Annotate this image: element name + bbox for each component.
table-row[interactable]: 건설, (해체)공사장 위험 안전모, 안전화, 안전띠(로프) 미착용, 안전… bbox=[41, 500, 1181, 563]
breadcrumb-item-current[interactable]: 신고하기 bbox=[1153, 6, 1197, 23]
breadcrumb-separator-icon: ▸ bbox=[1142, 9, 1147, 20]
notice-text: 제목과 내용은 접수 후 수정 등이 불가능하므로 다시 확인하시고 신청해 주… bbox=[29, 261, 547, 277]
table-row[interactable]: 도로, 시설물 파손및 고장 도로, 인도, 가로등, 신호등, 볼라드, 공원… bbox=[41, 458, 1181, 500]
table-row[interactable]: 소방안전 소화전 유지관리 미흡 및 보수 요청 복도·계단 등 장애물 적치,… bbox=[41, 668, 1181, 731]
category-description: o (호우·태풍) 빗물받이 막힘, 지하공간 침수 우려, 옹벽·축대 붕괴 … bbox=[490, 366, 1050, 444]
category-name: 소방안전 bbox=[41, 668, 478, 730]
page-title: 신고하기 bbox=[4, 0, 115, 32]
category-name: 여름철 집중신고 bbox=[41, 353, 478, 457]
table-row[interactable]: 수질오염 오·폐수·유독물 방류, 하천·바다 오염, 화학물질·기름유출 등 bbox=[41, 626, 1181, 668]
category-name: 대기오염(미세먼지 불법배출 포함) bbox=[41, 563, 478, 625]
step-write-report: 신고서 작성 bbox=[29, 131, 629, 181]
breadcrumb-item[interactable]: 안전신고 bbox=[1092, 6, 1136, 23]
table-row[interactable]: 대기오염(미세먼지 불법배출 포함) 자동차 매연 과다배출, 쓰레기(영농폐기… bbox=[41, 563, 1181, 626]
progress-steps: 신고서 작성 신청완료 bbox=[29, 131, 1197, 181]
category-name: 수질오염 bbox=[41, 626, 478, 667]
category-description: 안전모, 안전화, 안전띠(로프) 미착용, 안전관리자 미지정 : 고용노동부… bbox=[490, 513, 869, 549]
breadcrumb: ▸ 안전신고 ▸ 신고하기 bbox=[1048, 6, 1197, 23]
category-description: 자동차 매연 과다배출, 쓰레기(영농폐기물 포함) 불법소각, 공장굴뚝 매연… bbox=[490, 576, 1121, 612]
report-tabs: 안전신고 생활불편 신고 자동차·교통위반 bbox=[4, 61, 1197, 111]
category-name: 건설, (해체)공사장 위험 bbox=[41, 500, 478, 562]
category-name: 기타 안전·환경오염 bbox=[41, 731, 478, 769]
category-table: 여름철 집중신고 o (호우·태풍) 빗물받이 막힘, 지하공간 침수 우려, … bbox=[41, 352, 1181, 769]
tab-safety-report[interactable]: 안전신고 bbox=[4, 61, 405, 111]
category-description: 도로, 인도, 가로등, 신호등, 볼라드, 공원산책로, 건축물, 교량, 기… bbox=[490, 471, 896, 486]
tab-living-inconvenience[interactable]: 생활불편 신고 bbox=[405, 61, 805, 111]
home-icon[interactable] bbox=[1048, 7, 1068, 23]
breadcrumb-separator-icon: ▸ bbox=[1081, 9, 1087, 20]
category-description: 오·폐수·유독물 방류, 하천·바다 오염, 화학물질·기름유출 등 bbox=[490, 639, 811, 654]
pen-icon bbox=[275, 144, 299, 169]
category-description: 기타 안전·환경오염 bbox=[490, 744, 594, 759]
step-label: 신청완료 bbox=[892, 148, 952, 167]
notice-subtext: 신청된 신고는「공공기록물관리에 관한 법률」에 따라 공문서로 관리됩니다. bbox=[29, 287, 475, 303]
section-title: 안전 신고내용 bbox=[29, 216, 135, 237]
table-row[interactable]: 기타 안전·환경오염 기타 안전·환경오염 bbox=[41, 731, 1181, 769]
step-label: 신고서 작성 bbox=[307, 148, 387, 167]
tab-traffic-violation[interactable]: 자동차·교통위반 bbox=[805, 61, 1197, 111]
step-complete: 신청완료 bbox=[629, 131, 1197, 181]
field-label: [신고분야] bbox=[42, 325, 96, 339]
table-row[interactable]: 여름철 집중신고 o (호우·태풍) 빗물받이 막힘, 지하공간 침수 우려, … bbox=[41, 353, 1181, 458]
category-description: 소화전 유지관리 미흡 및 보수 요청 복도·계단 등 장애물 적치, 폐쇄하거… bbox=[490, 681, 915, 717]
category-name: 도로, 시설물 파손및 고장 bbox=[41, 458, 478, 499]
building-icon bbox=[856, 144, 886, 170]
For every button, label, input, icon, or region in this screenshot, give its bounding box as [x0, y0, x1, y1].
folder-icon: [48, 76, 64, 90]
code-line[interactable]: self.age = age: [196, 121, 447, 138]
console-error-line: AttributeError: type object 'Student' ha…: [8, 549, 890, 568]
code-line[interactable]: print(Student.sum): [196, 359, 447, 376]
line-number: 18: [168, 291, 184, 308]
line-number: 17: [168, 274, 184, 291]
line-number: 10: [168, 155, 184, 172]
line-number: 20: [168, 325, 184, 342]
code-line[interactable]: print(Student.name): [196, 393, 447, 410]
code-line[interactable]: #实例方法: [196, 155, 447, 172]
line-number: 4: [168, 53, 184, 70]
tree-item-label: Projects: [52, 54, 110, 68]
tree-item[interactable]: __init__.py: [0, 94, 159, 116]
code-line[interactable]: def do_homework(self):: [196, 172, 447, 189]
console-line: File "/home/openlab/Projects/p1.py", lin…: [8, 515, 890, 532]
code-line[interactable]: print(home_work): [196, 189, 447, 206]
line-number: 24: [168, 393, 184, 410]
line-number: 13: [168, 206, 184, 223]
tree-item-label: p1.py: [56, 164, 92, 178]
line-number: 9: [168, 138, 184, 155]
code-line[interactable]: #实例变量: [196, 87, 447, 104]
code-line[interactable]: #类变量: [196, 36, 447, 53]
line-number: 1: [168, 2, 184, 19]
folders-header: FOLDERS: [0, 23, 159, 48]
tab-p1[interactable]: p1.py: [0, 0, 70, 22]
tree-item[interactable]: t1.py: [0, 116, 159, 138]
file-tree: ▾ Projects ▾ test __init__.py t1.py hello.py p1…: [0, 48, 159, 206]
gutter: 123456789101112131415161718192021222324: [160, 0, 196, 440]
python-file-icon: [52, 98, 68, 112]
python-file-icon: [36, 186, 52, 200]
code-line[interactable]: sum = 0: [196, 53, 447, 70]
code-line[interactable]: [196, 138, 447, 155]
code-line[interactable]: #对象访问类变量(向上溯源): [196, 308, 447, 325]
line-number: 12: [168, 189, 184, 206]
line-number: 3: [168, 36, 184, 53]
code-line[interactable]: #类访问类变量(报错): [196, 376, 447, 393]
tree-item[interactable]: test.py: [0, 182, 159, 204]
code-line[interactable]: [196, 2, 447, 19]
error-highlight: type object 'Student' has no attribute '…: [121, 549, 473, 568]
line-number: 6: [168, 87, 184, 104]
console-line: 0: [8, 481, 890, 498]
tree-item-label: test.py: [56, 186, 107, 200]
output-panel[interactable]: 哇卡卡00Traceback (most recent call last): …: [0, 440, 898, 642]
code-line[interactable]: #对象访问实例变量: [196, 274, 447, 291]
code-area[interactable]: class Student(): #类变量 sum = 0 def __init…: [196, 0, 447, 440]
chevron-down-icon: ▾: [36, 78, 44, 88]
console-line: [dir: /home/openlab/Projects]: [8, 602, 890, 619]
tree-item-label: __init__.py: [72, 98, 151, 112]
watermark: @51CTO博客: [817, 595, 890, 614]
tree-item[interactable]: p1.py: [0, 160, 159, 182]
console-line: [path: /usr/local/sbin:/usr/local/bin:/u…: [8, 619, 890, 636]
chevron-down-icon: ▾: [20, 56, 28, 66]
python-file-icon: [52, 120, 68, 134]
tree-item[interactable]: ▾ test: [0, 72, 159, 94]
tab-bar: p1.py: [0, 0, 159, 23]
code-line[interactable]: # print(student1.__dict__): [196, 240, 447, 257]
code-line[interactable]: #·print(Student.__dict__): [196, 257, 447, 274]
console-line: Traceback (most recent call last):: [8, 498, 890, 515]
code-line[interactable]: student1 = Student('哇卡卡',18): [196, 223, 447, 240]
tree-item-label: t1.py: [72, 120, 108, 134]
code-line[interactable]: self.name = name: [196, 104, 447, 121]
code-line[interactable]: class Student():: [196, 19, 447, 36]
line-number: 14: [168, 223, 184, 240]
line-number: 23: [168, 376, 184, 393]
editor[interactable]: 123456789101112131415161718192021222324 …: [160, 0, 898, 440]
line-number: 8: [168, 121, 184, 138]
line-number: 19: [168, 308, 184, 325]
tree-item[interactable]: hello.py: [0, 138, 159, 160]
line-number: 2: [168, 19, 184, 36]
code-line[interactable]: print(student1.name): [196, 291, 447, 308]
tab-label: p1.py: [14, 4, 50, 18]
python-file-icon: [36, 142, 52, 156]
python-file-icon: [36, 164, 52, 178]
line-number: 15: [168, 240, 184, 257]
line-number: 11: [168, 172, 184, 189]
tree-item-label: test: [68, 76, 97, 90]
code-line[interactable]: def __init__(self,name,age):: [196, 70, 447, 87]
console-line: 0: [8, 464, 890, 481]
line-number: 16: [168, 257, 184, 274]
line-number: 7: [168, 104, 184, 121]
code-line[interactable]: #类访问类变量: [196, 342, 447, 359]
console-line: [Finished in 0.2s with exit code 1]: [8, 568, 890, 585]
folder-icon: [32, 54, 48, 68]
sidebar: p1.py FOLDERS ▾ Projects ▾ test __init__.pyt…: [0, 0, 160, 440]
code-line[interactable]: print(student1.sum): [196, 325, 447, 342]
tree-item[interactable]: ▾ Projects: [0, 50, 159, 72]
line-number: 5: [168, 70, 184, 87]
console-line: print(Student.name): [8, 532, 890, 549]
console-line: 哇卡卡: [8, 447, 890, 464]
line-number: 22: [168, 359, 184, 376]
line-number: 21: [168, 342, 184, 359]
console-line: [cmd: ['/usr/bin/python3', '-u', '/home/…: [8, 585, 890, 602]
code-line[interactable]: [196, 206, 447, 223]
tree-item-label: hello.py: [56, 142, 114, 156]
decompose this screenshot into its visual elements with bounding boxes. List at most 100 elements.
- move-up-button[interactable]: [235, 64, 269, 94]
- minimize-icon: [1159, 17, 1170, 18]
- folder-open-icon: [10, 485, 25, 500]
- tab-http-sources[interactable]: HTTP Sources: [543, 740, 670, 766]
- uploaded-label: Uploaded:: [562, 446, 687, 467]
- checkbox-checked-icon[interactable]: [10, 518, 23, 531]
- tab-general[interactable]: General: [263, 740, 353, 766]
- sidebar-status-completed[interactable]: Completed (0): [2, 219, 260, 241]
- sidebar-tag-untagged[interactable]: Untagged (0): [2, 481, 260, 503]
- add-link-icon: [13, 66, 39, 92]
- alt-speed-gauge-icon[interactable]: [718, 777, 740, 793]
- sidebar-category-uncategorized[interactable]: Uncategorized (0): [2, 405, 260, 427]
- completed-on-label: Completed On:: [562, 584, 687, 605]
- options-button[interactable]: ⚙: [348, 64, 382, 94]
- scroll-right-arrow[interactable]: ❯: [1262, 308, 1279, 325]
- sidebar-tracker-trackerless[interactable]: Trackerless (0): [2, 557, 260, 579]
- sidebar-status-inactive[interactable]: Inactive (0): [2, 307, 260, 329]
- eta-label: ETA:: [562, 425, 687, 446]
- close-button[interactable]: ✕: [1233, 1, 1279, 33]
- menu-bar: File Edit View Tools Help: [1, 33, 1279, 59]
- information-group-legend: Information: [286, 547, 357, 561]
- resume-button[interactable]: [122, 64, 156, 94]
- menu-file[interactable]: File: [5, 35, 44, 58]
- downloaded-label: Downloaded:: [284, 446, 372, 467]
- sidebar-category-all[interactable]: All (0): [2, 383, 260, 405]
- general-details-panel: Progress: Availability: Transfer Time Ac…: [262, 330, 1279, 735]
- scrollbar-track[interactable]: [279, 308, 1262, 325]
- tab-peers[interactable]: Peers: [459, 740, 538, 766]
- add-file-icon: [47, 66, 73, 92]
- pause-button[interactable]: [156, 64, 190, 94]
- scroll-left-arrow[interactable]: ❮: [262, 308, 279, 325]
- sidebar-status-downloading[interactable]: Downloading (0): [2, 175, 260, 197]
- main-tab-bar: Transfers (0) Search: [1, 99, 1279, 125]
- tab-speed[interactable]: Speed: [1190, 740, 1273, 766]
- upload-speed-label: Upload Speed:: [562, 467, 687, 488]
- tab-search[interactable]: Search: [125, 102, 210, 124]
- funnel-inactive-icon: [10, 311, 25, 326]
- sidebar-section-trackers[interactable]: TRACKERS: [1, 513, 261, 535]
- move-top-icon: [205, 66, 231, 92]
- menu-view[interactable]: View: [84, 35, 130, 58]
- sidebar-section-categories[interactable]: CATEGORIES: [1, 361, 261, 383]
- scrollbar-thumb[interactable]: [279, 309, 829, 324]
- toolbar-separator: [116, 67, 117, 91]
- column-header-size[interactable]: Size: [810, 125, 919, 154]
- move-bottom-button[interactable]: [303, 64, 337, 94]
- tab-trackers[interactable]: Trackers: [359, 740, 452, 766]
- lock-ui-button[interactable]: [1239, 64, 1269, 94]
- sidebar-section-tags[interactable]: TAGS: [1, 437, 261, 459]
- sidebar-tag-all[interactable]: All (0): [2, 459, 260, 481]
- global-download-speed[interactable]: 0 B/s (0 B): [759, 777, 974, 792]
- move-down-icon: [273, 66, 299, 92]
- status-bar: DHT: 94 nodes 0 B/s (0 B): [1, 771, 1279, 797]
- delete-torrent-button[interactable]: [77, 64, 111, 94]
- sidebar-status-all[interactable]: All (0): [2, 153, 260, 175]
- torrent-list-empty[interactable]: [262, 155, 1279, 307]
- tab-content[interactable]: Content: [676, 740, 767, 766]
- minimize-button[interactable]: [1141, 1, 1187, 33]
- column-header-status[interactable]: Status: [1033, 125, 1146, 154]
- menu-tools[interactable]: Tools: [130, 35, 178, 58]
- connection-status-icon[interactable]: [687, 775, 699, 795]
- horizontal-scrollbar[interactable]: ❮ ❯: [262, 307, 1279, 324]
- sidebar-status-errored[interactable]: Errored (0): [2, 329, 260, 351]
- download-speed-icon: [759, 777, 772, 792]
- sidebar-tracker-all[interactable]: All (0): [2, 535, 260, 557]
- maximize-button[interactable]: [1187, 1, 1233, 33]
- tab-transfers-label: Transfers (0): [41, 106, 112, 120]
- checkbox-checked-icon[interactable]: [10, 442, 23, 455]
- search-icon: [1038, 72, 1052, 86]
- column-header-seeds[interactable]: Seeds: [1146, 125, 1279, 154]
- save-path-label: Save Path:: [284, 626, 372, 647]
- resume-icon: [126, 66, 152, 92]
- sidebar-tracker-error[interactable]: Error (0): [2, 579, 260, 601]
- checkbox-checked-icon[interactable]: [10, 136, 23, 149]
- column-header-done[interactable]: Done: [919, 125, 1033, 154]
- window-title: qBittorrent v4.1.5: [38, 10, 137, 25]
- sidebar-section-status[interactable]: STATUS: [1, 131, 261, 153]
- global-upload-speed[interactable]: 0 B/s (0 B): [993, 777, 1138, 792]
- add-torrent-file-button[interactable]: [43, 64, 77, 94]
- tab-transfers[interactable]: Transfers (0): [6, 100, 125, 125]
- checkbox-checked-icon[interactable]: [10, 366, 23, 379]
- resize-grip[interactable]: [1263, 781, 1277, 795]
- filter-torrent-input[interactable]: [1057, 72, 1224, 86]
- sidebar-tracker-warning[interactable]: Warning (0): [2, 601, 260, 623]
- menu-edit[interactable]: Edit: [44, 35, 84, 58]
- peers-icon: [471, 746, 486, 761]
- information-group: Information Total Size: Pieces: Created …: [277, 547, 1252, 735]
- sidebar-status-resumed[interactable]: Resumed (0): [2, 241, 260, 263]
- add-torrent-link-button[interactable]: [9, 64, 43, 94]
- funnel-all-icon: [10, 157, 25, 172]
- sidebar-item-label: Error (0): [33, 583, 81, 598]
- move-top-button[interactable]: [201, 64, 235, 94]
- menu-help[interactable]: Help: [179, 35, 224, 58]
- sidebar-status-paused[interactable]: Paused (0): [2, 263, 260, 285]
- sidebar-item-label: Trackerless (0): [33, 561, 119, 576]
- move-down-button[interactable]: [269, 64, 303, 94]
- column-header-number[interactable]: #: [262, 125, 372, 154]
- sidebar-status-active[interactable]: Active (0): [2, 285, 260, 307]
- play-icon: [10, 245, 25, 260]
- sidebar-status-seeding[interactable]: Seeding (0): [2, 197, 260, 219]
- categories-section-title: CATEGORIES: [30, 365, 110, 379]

-------

## Exercise instructions
Set down, word for word, everything from the start of the records down to the line containing "step-write-report: 신고서 작성", including both of those end lines.

## Output for this exercise
Annotate this image: element name + bbox for each component.
table-row[interactable]: 건설, (해체)공사장 위험 안전모, 안전화, 안전띠(로프) 미착용, 안전… bbox=[41, 500, 1181, 563]
breadcrumb-item-current[interactable]: 신고하기 bbox=[1153, 6, 1197, 23]
breadcrumb-separator-icon: ▸ bbox=[1142, 9, 1147, 20]
notice-text: 제목과 내용은 접수 후 수정 등이 불가능하므로 다시 확인하시고 신청해 주… bbox=[29, 261, 547, 277]
table-row[interactable]: 도로, 시설물 파손및 고장 도로, 인도, 가로등, 신호등, 볼라드, 공원… bbox=[41, 458, 1181, 500]
table-row[interactable]: 소방안전 소화전 유지관리 미흡 및 보수 요청 복도·계단 등 장애물 적치,… bbox=[41, 668, 1181, 731]
category-description: o (호우·태풍) 빗물받이 막힘, 지하공간 침수 우려, 옹벽·축대 붕괴 … bbox=[490, 366, 1050, 444]
category-name: 소방안전 bbox=[41, 668, 478, 730]
page-title: 신고하기 bbox=[4, 0, 115, 32]
category-name: 여름철 집중신고 bbox=[41, 353, 478, 457]
table-row[interactable]: 수질오염 오·폐수·유독물 방류, 하천·바다 오염, 화학물질·기름유출 등 bbox=[41, 626, 1181, 668]
category-name: 대기오염(미세먼지 불법배출 포함) bbox=[41, 563, 478, 625]
step-write-report: 신고서 작성 bbox=[29, 131, 629, 181]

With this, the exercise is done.